== PROBLEM STATEMENT ==
Which lines of the records contain "related"? Collect every one of them.

[Begin DATASET]

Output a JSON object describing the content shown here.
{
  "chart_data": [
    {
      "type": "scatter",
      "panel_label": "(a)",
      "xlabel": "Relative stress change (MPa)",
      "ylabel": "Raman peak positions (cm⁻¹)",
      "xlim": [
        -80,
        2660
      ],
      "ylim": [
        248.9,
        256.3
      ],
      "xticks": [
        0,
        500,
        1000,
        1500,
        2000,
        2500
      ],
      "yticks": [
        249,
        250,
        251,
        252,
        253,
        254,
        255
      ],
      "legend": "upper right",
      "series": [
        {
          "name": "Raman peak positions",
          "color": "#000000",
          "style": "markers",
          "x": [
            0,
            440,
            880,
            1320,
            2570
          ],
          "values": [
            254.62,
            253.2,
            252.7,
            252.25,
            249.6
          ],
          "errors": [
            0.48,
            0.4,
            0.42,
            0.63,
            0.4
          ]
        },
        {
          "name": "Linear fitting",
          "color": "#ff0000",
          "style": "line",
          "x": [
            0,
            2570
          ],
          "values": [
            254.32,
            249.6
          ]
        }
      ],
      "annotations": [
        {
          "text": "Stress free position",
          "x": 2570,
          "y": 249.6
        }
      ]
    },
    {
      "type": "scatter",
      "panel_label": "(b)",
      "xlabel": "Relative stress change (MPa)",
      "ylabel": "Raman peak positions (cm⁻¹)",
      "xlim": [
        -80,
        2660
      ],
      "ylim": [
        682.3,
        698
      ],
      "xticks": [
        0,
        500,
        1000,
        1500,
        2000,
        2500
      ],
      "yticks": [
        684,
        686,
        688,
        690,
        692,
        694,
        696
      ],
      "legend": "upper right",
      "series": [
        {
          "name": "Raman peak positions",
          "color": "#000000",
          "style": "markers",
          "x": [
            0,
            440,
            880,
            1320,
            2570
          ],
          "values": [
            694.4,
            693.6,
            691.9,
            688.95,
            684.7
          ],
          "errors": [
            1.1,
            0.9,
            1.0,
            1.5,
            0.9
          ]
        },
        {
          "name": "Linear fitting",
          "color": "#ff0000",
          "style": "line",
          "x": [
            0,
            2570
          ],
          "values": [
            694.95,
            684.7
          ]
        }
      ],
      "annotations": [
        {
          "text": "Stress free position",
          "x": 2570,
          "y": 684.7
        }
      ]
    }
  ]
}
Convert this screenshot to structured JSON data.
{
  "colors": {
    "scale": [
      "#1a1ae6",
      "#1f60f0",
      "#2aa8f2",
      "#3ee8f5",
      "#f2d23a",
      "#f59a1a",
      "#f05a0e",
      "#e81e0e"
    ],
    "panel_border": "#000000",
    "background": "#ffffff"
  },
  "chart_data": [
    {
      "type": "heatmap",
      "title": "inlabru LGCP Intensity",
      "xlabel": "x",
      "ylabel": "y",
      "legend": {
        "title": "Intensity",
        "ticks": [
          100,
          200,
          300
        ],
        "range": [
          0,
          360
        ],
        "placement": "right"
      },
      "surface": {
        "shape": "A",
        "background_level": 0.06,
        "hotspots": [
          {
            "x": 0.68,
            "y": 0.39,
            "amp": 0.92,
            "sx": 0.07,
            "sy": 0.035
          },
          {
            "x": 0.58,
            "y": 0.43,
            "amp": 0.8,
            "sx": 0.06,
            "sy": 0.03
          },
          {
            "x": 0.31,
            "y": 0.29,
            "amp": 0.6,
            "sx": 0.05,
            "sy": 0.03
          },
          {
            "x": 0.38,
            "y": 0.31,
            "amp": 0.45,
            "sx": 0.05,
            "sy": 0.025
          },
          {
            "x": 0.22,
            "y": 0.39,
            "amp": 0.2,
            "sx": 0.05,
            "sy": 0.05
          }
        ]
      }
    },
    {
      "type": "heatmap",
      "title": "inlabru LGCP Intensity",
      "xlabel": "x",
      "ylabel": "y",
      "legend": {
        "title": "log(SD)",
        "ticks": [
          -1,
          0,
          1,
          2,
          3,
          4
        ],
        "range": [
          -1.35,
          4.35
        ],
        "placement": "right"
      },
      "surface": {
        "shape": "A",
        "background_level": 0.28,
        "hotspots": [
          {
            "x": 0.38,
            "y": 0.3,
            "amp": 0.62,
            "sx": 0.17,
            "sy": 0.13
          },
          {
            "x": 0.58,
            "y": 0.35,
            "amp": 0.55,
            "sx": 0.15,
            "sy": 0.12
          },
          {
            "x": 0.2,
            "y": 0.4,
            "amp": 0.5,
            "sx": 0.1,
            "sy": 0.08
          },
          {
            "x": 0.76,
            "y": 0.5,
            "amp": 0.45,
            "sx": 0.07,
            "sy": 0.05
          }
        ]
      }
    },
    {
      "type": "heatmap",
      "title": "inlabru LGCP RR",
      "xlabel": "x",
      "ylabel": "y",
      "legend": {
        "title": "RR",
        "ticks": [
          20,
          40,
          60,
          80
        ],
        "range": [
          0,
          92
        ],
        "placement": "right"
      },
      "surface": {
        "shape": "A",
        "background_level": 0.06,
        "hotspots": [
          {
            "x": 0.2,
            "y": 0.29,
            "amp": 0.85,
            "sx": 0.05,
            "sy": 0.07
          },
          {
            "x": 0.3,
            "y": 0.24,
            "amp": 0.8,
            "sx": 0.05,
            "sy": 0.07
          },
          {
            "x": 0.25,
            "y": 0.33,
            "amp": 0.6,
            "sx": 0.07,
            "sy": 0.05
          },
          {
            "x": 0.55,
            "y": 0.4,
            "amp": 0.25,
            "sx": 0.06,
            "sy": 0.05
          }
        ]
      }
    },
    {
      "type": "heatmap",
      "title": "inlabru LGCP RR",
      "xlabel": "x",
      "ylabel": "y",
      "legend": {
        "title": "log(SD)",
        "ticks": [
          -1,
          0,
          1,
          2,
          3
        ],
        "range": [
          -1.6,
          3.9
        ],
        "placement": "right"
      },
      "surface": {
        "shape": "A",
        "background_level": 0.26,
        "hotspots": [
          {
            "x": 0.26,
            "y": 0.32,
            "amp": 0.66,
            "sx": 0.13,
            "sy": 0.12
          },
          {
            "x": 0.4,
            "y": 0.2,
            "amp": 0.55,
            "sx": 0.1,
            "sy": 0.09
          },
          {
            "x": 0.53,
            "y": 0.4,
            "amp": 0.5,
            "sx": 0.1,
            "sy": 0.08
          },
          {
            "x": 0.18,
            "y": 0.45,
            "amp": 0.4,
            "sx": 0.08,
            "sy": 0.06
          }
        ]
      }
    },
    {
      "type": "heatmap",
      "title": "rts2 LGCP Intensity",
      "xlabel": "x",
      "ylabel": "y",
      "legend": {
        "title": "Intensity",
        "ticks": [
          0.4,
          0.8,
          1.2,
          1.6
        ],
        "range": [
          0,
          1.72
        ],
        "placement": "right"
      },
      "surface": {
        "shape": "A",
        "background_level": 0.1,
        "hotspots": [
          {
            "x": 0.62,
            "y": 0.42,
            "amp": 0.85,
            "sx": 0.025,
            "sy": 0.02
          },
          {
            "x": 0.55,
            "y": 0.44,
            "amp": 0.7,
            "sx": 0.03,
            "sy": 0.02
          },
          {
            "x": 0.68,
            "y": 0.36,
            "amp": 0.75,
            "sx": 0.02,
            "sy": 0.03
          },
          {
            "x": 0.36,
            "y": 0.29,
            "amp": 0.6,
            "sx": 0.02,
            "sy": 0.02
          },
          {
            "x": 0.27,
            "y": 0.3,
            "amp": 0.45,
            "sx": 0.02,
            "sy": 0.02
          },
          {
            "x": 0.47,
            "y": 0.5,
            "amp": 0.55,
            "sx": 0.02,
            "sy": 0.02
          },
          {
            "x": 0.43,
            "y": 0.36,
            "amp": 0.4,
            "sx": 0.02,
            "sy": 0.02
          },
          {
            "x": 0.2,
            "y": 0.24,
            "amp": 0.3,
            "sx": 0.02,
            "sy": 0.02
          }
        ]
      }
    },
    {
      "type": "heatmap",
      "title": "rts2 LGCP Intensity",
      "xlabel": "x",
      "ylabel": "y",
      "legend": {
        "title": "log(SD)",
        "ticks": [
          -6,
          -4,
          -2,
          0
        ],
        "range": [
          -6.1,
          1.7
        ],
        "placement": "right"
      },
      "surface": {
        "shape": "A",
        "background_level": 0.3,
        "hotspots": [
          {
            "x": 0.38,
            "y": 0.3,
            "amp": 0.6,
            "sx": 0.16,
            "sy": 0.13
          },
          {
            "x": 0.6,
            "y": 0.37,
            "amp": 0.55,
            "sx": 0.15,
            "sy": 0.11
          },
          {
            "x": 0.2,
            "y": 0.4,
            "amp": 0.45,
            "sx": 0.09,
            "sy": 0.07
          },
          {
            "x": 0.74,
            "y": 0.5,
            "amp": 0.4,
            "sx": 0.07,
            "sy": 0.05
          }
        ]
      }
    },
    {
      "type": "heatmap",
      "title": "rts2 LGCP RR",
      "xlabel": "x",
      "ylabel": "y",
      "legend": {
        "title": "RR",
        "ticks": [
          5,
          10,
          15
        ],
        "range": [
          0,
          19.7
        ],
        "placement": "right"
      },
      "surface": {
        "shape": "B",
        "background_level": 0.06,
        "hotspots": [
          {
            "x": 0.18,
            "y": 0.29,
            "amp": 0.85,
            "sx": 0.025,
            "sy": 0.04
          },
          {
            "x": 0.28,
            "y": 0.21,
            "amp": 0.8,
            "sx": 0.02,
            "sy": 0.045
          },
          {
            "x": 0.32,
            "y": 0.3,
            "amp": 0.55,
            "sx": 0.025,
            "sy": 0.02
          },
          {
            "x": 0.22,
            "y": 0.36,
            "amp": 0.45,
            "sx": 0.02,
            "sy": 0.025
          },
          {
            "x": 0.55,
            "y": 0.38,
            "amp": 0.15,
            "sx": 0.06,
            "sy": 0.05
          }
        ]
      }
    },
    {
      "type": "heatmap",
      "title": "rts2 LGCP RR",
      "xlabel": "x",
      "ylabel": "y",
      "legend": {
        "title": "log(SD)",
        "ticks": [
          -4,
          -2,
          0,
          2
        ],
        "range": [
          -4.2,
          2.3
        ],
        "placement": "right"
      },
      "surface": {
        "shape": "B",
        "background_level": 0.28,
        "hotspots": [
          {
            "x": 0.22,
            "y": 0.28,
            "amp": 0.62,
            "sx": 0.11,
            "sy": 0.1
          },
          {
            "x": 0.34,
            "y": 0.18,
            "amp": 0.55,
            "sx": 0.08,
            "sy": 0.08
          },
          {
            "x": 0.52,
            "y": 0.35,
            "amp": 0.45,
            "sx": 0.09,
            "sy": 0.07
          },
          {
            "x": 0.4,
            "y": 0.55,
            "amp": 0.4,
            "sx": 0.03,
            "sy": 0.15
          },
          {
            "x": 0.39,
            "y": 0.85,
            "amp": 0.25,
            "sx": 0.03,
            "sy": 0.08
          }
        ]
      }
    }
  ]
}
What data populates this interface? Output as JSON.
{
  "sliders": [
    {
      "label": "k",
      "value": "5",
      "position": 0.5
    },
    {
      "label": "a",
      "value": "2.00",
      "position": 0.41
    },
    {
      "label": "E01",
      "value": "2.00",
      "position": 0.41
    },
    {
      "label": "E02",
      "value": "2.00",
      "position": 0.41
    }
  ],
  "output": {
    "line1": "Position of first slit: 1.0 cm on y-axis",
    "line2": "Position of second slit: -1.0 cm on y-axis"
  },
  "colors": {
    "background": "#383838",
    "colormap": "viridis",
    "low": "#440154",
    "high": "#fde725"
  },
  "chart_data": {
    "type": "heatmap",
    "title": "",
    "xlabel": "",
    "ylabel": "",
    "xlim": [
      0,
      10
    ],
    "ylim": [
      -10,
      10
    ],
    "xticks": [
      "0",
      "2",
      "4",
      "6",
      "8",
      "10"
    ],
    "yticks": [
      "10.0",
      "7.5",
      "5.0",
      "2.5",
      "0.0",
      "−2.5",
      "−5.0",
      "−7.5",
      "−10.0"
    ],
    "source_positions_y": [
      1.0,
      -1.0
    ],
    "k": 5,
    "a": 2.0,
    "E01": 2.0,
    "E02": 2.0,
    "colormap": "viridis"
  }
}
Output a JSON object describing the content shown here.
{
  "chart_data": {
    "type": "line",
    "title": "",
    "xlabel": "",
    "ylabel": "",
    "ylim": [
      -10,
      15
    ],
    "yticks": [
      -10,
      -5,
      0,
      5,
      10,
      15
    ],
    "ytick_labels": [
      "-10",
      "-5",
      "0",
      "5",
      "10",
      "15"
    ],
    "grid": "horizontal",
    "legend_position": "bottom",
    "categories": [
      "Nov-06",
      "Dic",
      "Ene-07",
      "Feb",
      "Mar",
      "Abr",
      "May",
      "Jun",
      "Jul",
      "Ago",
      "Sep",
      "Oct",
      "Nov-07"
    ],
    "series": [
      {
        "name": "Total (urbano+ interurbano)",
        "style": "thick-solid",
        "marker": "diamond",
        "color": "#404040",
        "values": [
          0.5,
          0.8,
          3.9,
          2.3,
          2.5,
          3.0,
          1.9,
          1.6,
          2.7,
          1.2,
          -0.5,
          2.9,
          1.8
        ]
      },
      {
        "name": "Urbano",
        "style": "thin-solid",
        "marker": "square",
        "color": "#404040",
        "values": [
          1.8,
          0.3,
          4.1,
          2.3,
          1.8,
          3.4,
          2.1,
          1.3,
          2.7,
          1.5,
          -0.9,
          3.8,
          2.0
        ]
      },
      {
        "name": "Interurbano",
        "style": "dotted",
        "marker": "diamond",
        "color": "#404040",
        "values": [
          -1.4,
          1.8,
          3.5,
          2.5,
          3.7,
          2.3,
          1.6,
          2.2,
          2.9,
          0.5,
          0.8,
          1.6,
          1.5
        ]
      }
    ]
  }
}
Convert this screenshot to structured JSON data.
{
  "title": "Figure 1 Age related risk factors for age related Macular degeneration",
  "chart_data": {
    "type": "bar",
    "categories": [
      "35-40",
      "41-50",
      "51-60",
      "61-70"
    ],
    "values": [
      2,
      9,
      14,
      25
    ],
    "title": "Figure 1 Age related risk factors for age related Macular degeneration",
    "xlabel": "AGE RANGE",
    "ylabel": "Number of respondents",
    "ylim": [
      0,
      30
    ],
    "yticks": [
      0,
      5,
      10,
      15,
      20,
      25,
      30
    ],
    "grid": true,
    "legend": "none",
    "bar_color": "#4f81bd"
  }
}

[End DATASET]

== FINISHED EXERCISE ==
  "title": "Figure 1 Age related risk factors for age related Macular degeneration",
    "title": "Figure 1 Age related risk factors for age related Macular degeneration",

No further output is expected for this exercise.